--- Begin Supplied information ---
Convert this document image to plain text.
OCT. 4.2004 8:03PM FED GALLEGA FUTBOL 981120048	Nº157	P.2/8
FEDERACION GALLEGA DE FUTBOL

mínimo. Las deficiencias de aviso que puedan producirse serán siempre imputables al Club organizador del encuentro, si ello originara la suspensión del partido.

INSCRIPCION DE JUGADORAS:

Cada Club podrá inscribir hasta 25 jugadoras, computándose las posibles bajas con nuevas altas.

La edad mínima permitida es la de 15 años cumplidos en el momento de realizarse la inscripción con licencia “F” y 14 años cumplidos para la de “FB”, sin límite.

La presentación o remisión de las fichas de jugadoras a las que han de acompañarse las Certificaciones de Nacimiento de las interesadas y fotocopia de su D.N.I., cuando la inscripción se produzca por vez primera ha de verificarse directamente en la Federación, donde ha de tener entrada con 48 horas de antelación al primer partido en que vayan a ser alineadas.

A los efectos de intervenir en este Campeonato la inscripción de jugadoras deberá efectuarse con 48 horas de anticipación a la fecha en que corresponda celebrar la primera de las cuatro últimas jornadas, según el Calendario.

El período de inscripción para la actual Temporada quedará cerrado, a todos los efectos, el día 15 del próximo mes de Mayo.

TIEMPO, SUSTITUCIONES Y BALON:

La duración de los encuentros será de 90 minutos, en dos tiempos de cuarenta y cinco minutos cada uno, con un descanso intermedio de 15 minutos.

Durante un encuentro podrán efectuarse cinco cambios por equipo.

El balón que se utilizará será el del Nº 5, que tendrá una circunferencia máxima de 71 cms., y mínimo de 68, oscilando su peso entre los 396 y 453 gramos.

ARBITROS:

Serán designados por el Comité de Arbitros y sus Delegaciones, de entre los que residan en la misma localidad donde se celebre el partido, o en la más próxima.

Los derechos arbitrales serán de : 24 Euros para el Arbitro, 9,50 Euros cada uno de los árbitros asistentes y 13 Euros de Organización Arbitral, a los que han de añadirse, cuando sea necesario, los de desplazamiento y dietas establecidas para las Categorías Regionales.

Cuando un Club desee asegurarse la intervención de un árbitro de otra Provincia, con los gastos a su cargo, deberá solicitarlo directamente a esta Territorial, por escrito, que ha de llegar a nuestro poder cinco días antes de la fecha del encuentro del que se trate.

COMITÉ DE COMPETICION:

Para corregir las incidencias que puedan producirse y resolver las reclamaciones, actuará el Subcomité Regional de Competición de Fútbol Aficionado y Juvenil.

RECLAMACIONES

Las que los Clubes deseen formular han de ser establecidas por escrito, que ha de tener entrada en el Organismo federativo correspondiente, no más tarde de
--- End Supplied information ---
Task goal: Extract the listing in its entirety, matching it exactly.

Exercise answer:
Convert this document image to plain text.
OCT. 4.2004 8:03PM FED GALLEGA FUTBOL 981120048	Nº157	P.2/8
FEDERACION GALLEGA DE FUTBOL

mínimo. Las deficiencias de aviso que puedan producirse serán siempre imputables al Club organizador del encuentro, si ello originara la suspensión del partido.

INSCRIPCION DE JUGADORAS:

Cada Club podrá inscribir hasta 25 jugadoras, computándose las posibles bajas con nuevas altas.

La edad mínima permitida es la de 15 años cumplidos en el momento de realizarse la inscripción con licencia “F” y 14 años cumplidos para la de “FB”, sin límite.

La presentación o remisión de las fichas de jugadoras a las que han de acompañarse las Certificaciones de Nacimiento de las interesadas y fotocopia de su D.N.I., cuando la inscripción se produzca por vez primera ha de verificarse directamente en la Federación, donde ha de tener entrada con 48 horas de antelación al primer partido en que vayan a ser alineadas.

A los efectos de intervenir en este Campeonato la inscripción de jugadoras deberá efectuarse con 48 horas de anticipación a la fecha en que corresponda celebrar la primera de las cuatro últimas jornadas, según el Calendario.

El período de inscripción para la actual Temporada quedará cerrado, a todos los efectos, el día 15 del próximo mes de Mayo.

TIEMPO, SUSTITUCIONES Y BALON:

La duración de los encuentros será de 90 minutos, en dos tiempos de cuarenta y cinco minutos cada uno, con un descanso intermedio de 15 minutos.

Durante un encuentro podrán efectuarse cinco cambios por equipo.

El balón que se utilizará será el del Nº 5, que tendrá una circunferencia máxima de 71 cms., y mínimo de 68, oscilando su peso entre los 396 y 453 gramos.

ARBITROS:

Serán designados por el Comité de Arbitros y sus Delegaciones, de entre los que residan en la misma localidad donde se celebre el partido, o en la más próxima.

Los derechos arbitrales serán de : 24 Euros para el Arbitro, 9,50 Euros cada uno de los árbitros asistentes y 13 Euros de Organización Arbitral, a los que han de añadirse, cuando sea necesario, los de desplazamiento y dietas establecidas para las Categorías Regionales.

Cuando un Club desee asegurarse la intervención de un árbitro de otra Provincia, con los gastos a su cargo, deberá solicitarlo directamente a esta Territorial, por escrito, que ha de llegar a nuestro poder cinco días antes de la fecha del encuentro del que se trate.

COMITÉ DE COMPETICION:

Para corregir las incidencias que puedan producirse y resolver las reclamaciones, actuará el Subcomité Regional de Competición de Fútbol Aficionado y Juvenil.

RECLAMACIONES

Las que los Clubes deseen formular han de ser establecidas por escrito, que ha de tener entrada en el Organismo federativo correspondiente, no más tarde de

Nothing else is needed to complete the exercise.